#### [Supplied records]
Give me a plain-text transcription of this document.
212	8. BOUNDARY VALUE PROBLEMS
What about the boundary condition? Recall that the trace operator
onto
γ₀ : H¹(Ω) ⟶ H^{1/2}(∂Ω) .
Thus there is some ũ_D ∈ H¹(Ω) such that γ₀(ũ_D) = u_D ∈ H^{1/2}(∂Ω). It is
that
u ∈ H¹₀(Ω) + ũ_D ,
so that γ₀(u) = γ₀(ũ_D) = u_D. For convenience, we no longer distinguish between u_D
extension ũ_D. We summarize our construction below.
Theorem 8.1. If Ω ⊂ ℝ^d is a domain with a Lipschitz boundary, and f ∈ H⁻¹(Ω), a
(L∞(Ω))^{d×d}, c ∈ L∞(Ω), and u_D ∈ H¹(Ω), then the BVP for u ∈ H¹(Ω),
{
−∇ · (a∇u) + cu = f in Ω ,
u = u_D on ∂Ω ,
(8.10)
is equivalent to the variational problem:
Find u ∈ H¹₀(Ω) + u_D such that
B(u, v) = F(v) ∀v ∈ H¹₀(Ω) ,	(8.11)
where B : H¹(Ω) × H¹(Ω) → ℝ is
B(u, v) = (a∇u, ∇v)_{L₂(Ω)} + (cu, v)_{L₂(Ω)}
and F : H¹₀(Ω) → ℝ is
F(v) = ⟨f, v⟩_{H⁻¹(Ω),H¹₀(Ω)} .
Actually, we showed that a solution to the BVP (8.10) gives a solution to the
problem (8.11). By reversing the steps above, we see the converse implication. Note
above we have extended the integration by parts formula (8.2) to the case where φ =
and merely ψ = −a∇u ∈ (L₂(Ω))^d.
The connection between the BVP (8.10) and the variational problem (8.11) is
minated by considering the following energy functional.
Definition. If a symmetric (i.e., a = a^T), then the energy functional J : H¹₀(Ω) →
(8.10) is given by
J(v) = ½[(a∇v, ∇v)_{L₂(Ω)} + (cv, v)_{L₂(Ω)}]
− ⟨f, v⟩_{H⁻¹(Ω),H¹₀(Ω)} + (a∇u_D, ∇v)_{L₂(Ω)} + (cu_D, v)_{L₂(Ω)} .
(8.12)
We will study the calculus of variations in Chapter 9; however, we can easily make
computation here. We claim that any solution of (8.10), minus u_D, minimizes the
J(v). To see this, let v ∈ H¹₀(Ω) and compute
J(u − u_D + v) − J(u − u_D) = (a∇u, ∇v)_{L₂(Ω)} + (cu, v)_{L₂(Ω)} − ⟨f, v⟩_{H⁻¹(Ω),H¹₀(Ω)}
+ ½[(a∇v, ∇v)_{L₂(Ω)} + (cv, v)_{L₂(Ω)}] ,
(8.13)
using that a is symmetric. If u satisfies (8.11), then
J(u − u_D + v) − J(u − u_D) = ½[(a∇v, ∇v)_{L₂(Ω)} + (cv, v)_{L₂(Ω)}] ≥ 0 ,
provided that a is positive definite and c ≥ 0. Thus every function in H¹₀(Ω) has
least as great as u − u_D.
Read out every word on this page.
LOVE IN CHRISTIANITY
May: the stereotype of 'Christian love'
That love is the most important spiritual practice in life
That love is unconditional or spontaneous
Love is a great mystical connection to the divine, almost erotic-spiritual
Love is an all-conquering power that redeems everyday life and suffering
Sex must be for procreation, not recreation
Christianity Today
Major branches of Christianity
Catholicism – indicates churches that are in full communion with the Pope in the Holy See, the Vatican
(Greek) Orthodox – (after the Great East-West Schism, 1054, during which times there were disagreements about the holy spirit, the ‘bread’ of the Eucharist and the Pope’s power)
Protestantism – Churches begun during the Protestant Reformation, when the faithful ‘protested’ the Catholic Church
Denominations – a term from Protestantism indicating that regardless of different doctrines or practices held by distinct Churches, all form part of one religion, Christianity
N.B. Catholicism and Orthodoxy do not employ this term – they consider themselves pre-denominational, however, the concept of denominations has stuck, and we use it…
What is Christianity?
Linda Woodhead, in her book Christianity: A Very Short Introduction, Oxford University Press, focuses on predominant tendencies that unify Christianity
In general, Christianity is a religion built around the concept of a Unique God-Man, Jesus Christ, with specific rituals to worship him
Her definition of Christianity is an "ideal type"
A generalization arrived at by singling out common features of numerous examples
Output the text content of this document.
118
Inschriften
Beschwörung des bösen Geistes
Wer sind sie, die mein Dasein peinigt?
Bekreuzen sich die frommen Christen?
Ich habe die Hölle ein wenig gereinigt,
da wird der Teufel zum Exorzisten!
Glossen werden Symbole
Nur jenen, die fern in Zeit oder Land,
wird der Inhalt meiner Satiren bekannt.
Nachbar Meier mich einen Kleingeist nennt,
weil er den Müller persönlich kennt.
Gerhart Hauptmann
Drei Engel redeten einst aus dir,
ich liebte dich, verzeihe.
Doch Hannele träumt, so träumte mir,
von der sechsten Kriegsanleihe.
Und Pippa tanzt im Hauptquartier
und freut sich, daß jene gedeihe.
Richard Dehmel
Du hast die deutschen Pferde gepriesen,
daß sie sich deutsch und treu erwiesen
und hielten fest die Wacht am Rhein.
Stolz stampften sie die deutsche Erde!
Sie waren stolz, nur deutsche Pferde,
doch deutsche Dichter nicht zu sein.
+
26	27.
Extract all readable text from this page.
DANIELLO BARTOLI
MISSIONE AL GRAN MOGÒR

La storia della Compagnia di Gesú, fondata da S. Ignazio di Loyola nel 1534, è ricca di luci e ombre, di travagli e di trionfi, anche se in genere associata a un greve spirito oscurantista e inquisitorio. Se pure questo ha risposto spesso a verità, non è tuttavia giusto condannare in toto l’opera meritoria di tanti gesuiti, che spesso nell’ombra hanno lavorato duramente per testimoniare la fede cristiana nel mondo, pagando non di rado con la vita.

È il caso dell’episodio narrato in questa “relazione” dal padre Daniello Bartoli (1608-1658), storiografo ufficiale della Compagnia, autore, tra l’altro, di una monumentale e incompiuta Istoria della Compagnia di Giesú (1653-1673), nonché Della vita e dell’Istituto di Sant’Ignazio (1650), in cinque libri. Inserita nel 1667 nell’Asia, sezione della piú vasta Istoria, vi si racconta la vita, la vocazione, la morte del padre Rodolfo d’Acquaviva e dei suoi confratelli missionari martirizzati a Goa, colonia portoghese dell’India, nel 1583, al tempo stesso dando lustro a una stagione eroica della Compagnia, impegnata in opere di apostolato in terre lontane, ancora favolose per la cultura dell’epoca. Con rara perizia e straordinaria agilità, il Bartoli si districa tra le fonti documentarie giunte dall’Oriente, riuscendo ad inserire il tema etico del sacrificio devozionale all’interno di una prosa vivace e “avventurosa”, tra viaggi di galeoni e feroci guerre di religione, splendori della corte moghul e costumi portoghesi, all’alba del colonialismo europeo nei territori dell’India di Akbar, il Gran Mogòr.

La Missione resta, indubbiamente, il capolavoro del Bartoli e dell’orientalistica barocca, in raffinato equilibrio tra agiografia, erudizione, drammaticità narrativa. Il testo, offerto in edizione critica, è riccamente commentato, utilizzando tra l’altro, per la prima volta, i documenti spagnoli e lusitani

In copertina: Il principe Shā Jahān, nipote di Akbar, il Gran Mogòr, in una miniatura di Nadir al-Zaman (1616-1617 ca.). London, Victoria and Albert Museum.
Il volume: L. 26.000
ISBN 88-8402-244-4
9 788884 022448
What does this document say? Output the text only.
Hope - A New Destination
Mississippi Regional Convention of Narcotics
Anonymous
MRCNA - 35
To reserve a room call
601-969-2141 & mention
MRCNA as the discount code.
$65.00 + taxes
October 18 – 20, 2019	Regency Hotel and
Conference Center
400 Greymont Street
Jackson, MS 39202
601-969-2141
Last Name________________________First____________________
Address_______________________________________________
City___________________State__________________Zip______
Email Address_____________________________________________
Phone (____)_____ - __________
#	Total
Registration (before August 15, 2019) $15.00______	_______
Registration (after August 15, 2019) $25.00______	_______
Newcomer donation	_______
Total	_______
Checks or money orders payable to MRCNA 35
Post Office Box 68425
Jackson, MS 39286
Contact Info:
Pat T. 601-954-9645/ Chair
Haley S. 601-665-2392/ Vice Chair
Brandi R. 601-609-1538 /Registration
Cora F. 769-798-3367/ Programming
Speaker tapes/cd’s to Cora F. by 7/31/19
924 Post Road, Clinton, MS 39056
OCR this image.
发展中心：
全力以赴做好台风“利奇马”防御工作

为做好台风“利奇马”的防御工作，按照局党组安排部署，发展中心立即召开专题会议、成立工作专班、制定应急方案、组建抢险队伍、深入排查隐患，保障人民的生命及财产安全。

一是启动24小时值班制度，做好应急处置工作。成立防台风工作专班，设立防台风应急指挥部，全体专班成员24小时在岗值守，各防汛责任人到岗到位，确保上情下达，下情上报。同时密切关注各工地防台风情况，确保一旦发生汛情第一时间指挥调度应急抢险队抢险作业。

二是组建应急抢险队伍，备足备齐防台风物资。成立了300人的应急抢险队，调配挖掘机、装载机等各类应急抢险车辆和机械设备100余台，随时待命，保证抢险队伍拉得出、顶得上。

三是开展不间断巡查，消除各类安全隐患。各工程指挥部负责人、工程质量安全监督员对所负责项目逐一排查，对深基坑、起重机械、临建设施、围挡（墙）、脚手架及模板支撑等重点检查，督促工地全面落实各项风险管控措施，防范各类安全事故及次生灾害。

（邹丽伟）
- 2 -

#### [Given problem]
Note how many lines in the listing above hold the string "Compagnia", then give only that figure.

#### [Exercise result]
2